INSTRUCTION:
Give the records back in full, exactly as they read.

ROWS:
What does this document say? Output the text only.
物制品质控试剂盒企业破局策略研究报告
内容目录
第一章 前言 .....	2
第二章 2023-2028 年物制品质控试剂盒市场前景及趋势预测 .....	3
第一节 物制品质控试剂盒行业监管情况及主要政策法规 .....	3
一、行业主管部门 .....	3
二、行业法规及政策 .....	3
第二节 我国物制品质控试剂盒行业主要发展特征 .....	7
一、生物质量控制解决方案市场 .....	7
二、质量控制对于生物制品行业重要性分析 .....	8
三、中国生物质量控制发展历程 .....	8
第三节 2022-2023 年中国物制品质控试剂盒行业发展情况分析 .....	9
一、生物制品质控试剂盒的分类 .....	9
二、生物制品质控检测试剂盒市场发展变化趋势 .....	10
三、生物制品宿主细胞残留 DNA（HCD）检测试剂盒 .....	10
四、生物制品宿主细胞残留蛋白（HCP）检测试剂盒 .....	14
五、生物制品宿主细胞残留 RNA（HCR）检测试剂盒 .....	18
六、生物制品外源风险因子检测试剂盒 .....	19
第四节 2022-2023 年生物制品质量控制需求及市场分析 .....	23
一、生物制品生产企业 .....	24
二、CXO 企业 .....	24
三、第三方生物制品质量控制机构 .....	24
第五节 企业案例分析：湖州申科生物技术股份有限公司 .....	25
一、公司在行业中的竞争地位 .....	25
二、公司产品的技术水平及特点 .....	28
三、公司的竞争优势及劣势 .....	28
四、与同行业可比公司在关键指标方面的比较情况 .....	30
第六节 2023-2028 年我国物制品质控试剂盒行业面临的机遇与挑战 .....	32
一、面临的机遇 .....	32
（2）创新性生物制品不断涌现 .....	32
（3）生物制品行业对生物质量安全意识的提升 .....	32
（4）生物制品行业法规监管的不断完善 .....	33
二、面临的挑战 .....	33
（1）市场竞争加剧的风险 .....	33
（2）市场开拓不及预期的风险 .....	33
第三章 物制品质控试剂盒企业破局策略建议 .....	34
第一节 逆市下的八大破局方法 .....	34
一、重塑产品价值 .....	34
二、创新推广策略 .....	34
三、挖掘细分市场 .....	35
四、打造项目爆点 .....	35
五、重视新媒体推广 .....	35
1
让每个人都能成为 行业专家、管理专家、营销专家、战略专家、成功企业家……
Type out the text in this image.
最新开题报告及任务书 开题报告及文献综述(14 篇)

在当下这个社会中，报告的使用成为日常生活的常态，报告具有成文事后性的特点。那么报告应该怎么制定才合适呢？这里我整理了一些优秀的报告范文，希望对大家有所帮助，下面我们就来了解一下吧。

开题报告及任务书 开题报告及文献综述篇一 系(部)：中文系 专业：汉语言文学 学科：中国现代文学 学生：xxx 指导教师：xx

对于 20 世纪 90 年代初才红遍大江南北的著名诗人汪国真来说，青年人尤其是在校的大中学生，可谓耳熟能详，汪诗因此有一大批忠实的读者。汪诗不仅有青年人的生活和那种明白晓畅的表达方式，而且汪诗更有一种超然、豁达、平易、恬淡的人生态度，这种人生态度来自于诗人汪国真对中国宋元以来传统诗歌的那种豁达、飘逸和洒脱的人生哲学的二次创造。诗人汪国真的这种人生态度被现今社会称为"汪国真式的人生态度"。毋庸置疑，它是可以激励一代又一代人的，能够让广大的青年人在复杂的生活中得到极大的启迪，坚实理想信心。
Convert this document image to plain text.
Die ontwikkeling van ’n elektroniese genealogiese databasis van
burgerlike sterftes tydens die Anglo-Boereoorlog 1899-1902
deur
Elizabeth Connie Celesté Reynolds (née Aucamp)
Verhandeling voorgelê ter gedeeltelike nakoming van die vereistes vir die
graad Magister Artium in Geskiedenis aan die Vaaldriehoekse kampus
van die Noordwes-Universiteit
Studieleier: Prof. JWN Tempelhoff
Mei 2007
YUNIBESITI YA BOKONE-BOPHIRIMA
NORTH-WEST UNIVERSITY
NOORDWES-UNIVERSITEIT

SOLUTION:
What does this document say? Output the text only.
物制品质控试剂盒企业破局策略研究报告
内容目录
第一章 前言 .....	2
第二章 2023-2028 年物制品质控试剂盒市场前景及趋势预测 .....	3
第一节 物制品质控试剂盒行业监管情况及主要政策法规 .....	3
一、行业主管部门 .....	3
二、行业法规及政策 .....	3
第二节 我国物制品质控试剂盒行业主要发展特征 .....	7
一、生物质量控制解决方案市场 .....	7
二、质量控制对于生物制品行业重要性分析 .....	8
三、中国生物质量控制发展历程 .....	8
第三节 2022-2023 年中国物制品质控试剂盒行业发展情况分析 .....	9
一、生物制品质控试剂盒的分类 .....	9
二、生物制品质控检测试剂盒市场发展变化趋势 .....	10
三、生物制品宿主细胞残留 DNA（HCD）检测试剂盒 .....	10
四、生物制品宿主细胞残留蛋白（HCP）检测试剂盒 .....	14
五、生物制品宿主细胞残留 RNA（HCR）检测试剂盒 .....	18
六、生物制品外源风险因子检测试剂盒 .....	19
第四节 2022-2023 年生物制品质量控制需求及市场分析 .....	23
一、生物制品生产企业 .....	24
二、CXO 企业 .....	24
三、第三方生物制品质量控制机构 .....	24
第五节 企业案例分析：湖州申科生物技术股份有限公司 .....	25
一、公司在行业中的竞争地位 .....	25
二、公司产品的技术水平及特点 .....	28
三、公司的竞争优势及劣势 .....	28
四、与同行业可比公司在关键指标方面的比较情况 .....	30
第六节 2023-2028 年我国物制品质控试剂盒行业面临的机遇与挑战 .....	32
一、面临的机遇 .....	32
（2）创新性生物制品不断涌现 .....	32
（3）生物制品行业对生物质量安全意识的提升 .....	32
（4）生物制品行业法规监管的不断完善 .....	33
二、面临的挑战 .....	33
（1）市场竞争加剧的风险 .....	33
（2）市场开拓不及预期的风险 .....	33
第三章 物制品质控试剂盒企业破局策略建议 .....	34
第一节 逆市下的八大破局方法 .....	34
一、重塑产品价值 .....	34
二、创新推广策略 .....	34
三、挖掘细分市场 .....	35
四、打造项目爆点 .....	35
五、重视新媒体推广 .....	35
1
让每个人都能成为 行业专家、管理专家、营销专家、战略专家、成功企业家……
Type out the text in this image.
最新开题报告及任务书 开题报告及文献综述(14 篇)

在当下这个社会中，报告的使用成为日常生活的常态，报告具有成文事后性的特点。那么报告应该怎么制定才合适呢？这里我整理了一些优秀的报告范文，希望对大家有所帮助，下面我们就来了解一下吧。

开题报告及任务书 开题报告及文献综述篇一 系(部)：中文系 专业：汉语言文学 学科：中国现代文学 学生：xxx 指导教师：xx

对于 20 世纪 90 年代初才红遍大江南北的著名诗人汪国真来说，青年人尤其是在校的大中学生，可谓耳熟能详，汪诗因此有一大批忠实的读者。汪诗不仅有青年人的生活和那种明白晓畅的表达方式，而且汪诗更有一种超然、豁达、平易、恬淡的人生态度，这种人生态度来自于诗人汪国真对中国宋元以来传统诗歌的那种豁达、飘逸和洒脱的人生哲学的二次创造。诗人汪国真的这种人生态度被现今社会称为"汪国真式的人生态度"。毋庸置疑，它是可以激励一代又一代人的，能够让广大的青年人在复杂的生活中得到极大的启迪，坚实理想信心。
Convert this document image to plain text.
Die ontwikkeling van ’n elektroniese genealogiese databasis van
burgerlike sterftes tydens die Anglo-Boereoorlog 1899-1902
deur
Elizabeth Connie Celesté Reynolds (née Aucamp)
Verhandeling voorgelê ter gedeeltelike nakoming van die vereistes vir die
graad Magister Artium in Geskiedenis aan die Vaaldriehoekse kampus
van die Noordwes-Universiteit
Studieleier: Prof. JWN Tempelhoff
Mei 2007
YUNIBESITI YA BOKONE-BOPHIRIMA
NORTH-WEST UNIVERSITY
NOORDWES-UNIVERSITEIT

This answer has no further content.